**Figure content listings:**
--------------------------------
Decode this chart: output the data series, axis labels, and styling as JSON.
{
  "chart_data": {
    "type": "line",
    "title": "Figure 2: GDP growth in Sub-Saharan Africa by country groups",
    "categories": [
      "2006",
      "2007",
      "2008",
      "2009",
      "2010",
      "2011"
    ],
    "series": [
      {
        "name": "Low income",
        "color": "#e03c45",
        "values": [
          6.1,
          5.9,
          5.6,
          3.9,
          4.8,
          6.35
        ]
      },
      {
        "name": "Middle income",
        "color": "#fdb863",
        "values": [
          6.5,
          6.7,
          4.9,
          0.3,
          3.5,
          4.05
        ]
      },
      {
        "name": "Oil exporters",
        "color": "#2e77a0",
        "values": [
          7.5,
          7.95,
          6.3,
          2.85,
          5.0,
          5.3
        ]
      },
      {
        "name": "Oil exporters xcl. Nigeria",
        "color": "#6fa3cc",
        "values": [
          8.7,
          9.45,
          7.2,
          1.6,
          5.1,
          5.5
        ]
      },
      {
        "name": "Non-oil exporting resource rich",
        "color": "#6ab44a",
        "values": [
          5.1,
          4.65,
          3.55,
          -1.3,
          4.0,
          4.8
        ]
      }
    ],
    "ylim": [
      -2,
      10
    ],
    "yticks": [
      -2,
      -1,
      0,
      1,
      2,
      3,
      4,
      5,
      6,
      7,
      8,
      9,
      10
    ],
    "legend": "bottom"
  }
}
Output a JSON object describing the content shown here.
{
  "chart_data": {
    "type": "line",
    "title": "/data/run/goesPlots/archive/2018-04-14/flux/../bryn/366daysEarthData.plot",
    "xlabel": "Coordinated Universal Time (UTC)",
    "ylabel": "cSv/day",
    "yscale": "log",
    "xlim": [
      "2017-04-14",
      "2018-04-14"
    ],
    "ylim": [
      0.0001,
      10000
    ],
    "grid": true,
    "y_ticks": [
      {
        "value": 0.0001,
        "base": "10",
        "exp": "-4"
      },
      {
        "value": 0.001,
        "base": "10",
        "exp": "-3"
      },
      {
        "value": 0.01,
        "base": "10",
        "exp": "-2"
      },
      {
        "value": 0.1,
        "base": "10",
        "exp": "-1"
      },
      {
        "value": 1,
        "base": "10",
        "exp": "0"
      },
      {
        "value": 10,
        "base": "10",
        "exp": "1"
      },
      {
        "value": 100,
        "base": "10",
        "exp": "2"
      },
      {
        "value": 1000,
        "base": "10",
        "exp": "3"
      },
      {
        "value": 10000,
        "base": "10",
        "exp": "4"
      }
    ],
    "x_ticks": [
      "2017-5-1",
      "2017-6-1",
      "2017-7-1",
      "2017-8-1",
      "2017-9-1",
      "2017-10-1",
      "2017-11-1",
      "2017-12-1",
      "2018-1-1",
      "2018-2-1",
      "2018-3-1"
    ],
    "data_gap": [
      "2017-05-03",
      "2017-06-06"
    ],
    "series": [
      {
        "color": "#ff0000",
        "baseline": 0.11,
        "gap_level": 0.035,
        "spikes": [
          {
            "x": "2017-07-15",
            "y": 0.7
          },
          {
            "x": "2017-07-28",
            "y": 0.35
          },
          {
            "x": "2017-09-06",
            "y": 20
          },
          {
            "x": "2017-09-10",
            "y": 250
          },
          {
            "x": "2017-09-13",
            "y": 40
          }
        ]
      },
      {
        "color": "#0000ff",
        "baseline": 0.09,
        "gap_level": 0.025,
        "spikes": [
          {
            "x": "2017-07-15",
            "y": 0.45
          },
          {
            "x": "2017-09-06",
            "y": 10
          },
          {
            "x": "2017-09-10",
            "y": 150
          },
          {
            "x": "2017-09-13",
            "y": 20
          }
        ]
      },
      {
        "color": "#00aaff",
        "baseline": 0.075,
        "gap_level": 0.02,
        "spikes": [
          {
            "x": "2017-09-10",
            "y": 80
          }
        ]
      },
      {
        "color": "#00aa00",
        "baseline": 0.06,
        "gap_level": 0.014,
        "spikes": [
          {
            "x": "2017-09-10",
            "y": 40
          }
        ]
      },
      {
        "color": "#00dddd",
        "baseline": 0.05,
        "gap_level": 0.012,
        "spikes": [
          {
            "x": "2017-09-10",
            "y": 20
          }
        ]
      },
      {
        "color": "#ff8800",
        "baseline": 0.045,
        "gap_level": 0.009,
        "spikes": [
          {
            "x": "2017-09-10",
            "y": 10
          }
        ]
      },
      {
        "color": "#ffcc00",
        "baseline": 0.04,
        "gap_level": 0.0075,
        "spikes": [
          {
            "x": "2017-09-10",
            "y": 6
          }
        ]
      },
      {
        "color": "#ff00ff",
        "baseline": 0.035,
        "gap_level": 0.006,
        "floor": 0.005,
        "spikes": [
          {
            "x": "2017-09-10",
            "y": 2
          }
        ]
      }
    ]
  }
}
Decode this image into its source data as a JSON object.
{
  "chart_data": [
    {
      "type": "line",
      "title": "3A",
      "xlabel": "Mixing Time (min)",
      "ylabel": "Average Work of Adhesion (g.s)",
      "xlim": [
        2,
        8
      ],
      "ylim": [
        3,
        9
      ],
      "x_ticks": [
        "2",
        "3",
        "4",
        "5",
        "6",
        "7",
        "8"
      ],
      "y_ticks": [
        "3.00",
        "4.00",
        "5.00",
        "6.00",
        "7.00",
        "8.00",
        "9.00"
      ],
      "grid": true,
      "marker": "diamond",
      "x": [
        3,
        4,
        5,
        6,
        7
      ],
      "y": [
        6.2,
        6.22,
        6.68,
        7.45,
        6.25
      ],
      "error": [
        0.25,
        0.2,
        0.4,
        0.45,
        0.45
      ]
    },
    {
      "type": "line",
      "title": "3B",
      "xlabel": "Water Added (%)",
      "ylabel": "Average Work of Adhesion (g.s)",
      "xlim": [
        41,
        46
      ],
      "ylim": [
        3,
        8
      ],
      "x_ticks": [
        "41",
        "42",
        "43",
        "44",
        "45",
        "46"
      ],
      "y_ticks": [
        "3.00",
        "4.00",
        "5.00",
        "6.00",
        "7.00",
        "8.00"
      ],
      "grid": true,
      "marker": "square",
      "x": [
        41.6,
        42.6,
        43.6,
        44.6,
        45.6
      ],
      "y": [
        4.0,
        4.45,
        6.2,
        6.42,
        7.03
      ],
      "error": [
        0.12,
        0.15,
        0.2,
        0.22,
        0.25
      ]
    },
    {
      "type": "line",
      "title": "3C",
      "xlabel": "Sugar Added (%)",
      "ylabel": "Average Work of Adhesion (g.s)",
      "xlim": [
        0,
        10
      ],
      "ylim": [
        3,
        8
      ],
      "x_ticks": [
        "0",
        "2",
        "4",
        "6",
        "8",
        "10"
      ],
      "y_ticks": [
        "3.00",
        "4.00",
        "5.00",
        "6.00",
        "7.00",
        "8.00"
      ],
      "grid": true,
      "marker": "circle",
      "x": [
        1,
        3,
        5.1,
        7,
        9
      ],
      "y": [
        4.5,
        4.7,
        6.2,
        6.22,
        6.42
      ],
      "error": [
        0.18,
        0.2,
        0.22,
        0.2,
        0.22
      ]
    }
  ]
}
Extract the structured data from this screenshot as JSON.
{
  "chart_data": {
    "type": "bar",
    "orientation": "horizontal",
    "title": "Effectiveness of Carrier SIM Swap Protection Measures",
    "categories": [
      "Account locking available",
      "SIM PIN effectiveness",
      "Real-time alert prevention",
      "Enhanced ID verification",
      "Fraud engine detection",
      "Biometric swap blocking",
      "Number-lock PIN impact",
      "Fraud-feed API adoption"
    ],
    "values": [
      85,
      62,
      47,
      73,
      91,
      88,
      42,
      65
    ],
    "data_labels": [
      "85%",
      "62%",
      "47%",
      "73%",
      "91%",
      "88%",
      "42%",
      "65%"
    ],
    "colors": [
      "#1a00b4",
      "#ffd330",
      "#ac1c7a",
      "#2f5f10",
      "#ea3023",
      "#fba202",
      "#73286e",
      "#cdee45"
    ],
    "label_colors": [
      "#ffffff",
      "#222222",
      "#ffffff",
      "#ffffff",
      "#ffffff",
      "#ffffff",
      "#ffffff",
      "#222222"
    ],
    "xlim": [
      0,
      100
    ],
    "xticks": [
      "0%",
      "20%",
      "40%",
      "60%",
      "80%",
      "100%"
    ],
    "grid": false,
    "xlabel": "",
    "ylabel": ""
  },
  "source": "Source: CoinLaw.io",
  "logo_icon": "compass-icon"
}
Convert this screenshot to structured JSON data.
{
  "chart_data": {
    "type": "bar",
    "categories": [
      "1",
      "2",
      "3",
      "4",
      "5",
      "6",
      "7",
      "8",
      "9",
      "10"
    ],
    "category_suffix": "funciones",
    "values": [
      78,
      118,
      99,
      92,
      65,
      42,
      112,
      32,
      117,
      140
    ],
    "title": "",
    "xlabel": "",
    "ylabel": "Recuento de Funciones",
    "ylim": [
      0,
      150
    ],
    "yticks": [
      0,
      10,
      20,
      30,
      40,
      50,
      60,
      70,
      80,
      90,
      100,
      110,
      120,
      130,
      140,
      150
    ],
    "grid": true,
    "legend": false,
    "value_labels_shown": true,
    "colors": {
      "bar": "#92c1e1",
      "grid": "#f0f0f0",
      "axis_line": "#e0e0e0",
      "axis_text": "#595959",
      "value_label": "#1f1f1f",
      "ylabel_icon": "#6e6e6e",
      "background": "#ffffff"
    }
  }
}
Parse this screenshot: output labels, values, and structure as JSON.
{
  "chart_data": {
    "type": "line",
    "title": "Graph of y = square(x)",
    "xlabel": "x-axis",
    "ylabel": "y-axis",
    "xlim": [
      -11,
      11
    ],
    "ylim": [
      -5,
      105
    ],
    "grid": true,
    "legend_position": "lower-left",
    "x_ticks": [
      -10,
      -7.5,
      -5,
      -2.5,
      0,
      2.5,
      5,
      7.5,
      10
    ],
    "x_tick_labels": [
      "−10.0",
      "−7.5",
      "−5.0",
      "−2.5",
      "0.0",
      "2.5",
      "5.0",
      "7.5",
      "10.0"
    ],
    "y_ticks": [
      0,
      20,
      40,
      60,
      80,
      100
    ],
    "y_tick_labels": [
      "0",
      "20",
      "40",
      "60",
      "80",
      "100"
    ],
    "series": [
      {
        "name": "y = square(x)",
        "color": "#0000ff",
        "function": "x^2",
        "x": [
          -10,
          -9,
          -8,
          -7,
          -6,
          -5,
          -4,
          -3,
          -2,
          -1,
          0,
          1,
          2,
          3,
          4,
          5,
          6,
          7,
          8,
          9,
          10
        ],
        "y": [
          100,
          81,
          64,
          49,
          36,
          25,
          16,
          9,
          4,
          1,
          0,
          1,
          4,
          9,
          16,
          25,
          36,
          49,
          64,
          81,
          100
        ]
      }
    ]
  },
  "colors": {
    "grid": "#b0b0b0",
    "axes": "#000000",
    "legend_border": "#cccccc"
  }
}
--------------------------------
**What to produce:**
Return only the number of lines in the data that contain "Decode".

**Answer to the exercise:**
2